Welcome.


Hi everyone and welcome to Bristol Grandparents Support Group blog. Although we are Bristol based we have grandparents from all over the UK and beyond as members.

It is estimated that over one million children in the UK are denied contact with their grandparents due to family breakdown which may have been caused by divorce/separation, alcohol/drug dependency,domestic violence,bereavement or family feud.
Every child has the right to have contact with their grandparents
if they wish and unless proven unsafe for them to do so. To deny contact from a parent or grandparent has to become as socially unacceptable as drink driving.
I hope to keep you up to date with what is going on in BGSG and I shall continue to campaign for the rights of children to have a loving and meaningful relationship with both parents and their extended family. So please join in as good to hear your views, not just mine!
I also will support via Skype.
There is no membership fee to be part of Bristol Grandparents Support Group.
Esther Rantzen says, " To every grandparent, links of love can never be broken in our hearts."

Please contact during office hours.
07773258270


Tuesday, 27 December 2011

How to set up a support group.

I am often asked how to begin the process of setting up a support group.

It definitely helps if you have experienced denied contact, but is not absolutely necessary.

There are a few things to think about:

How to publicize the event?

How many people?

Where to hold it?

Timings, during the day or evening?

Aims of group?

It doesn’t necessarily happen quickly, I tried for ages to no avail and was getting somewhat despondent. As there are over one million children denied contact with their grandparents in the UK, I knew they were out there some here.

So I gave it one last go, wrote to my local paper,again, I had written several times before, but with the headline, “Tea and Cake for the Grandchildren,” and gave a date time and place and amazingly grandparents appeared out of the woodwork.

Cake did it!

We have been meeting every two months since.

I wrote to all my local mags, which we get posted through my letter box monthly, I wrote my own posters, put them in the library and post offices etc.

I contacted local radio and TV, both have done interviews with us.

I have a Christmas tree every year in my front garden that grandparents come and write messages to their grandchildren, by Christmas eve it is full, usually local media come and do a piece on it.

● CHALLENGE 1
Reproduce the part of the records that opens with the line containing "comment-text: Couleur de la 2e" and closes with the line containing "comment-text: Type de", including both of those lines.
The records have no connection to the blog post and come from a separate source.

● DATA SHOWN
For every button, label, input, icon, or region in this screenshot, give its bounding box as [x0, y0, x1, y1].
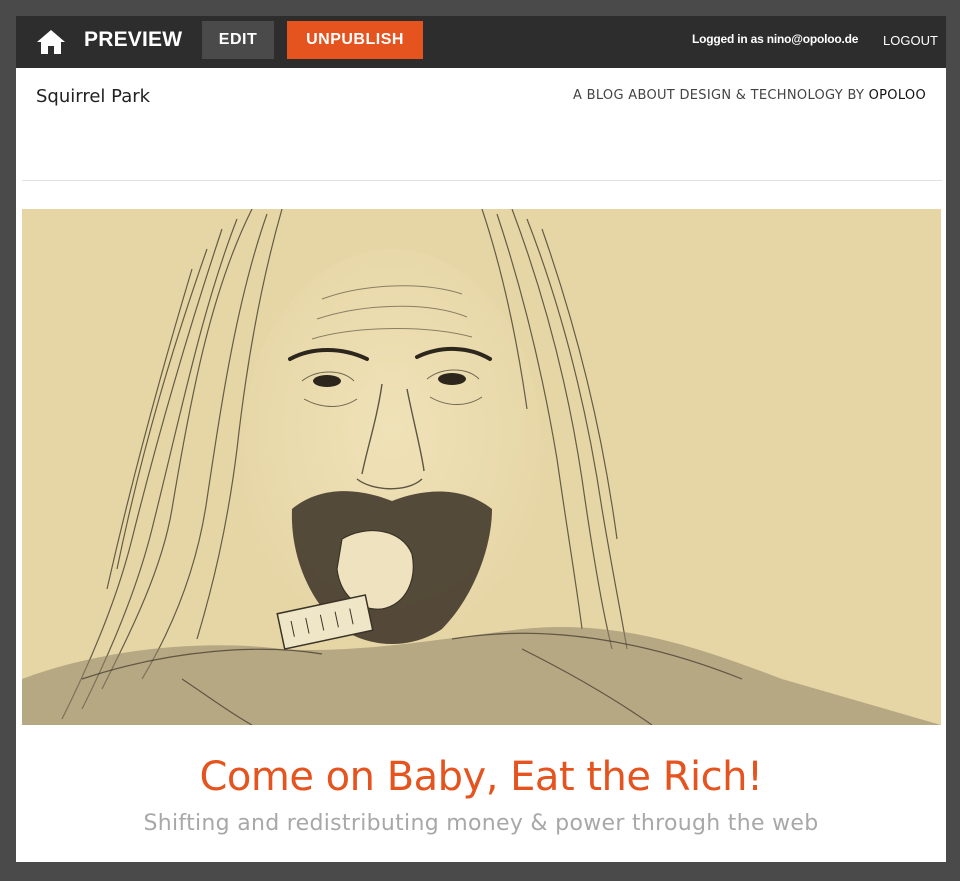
logout-button[interactable]: LOGOUT: [883, 33, 938, 48]
logged-in-status: Logged in as nino@opoloo.de: [692, 32, 859, 46]
tagline-prefix: A BLOG ABOUT DESIGN & TECHNOLOGY BY: [573, 88, 869, 103]
post-title: Come on Baby, Eat the Rich!: [199, 754, 763, 800]
tagline-author-link[interactable]: OPOLOO: [869, 88, 926, 103]
preview-label: PREVIEW: [84, 28, 183, 51]
blog-tagline: A BLOG ABOUT DESIGN & TECHNOLOGY BY OPOL…: [573, 88, 926, 103]
admin-toolbar: PREVIEW EDIT UNPUBLISH Logged in as nino…: [16, 16, 946, 68]
browser-frame: PREVIEW EDIT UNPUBLISH Logged in as nino…: [16, 16, 946, 862]
blog-header: [22, 68, 942, 181]
home-icon: [37, 30, 65, 54]
post-subtitle: Shifting and redistributing money & powe…: [143, 811, 819, 836]
hero-image: [22, 209, 941, 725]
site-name-link[interactable]: Squirrel Park: [36, 86, 150, 107]
home-button[interactable]: [34, 25, 68, 59]
unpublish-button[interactable]: UNPUBLISH: [287, 21, 423, 59]
pencil-sketch-portrait: [22, 209, 941, 725]
edit-button[interactable]: EDIT: [202, 21, 274, 59]
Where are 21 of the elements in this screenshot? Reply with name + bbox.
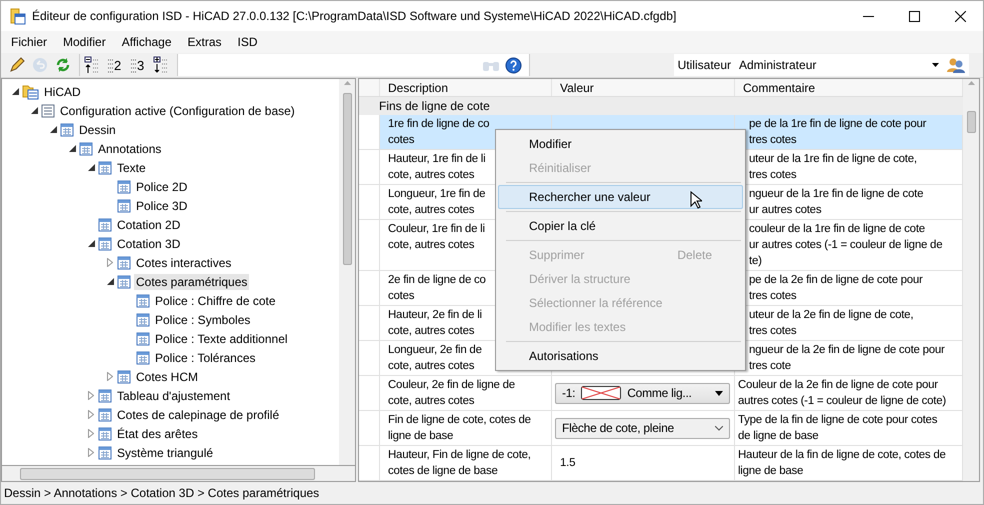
comment-text: Couleur de la 2e fin de ligne de cote pour autres cotes (-1 = couleur de ligne de cote) [738, 378, 946, 409]
comment-text: Type de la fin de ligne de cote pour cotes de ligne de base [738, 413, 938, 444]
description-text: Couleur, 1re fin de li cote, autres cotes [388, 222, 485, 253]
description-text: 1re fin de ligne de co cotes [388, 117, 490, 148]
window-title: Éditeur de configuration ISD - HiCAD 27.0.0.132 [C:\ProgramData\ISD Software und Systeme\HiCAD 2022\HiCAD.cfgdb] [32, 9, 678, 23]
description-text: Couleur, 2e fin de ligne de cote, autres cotes [388, 378, 515, 409]
comment-text: ngueur de la 2e fin de ligne de cote pour tres cote [749, 343, 945, 374]
value-text: 1.5 [560, 456, 576, 471]
group-header: Fins de ligne de cote [359, 97, 963, 115]
description-text: 2e fin de ligne de co cotes [388, 273, 486, 304]
breadcrumb-path: Dessin > Annotations > Cotation 3D > Cotes paramétriques [3, 485, 320, 502]
comment-text: couleur de la 1re fin de ligne de cote ur autres cotes (-1 = couleur de ligne de te) [749, 222, 942, 269]
description-text: Fin de ligne de cote, cotes de ligne de base [388, 413, 531, 444]
shortcut-text: Delete [677, 248, 712, 262]
user-label: Utilisateur [678, 58, 731, 72]
description-text: Hauteur, 2e fin de li cote, autres cotes [388, 308, 482, 339]
description-text: Longueur, 1re fin de cote, autres cotes [388, 187, 486, 218]
description-text: Hauteur, Fin de ligne de cote, cotes de ligne de base [388, 448, 531, 479]
description-text: Hauteur, 1re fin de li cote, autres cotes [388, 152, 486, 183]
comment-text: Hauteur de la fin de ligne de cote, cotes de ligne de base [738, 448, 946, 479]
description-text: Longueur, 2e fin de cote, autres cotes [388, 343, 482, 374]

● CHALLENGE 2
Revise the part of the blog post that opens with the words containing "Tuesday, 27 December" and closes with "publicize the event?", changing "support group" to "self-help group" throughout.

● WORKED ANSWER 1
comment-text: Couleur de la 2e fin de ligne de cote pour autres cotes (-1 = couleur de ligne de cote) [738, 378, 946, 409]
comment-text: Type de la fin de ligne de cote pour cotes de ligne de base [738, 413, 938, 444]

● WORKED ANSWER 2
Tuesday, 27 December 2011

How to set up a self-help group.

I am often asked how to begin the process of setting up a self-help group.

It definitely helps if you have experienced denied contact, but is not absolutely necessary.

There are a few things to think about:

How to publicize the event?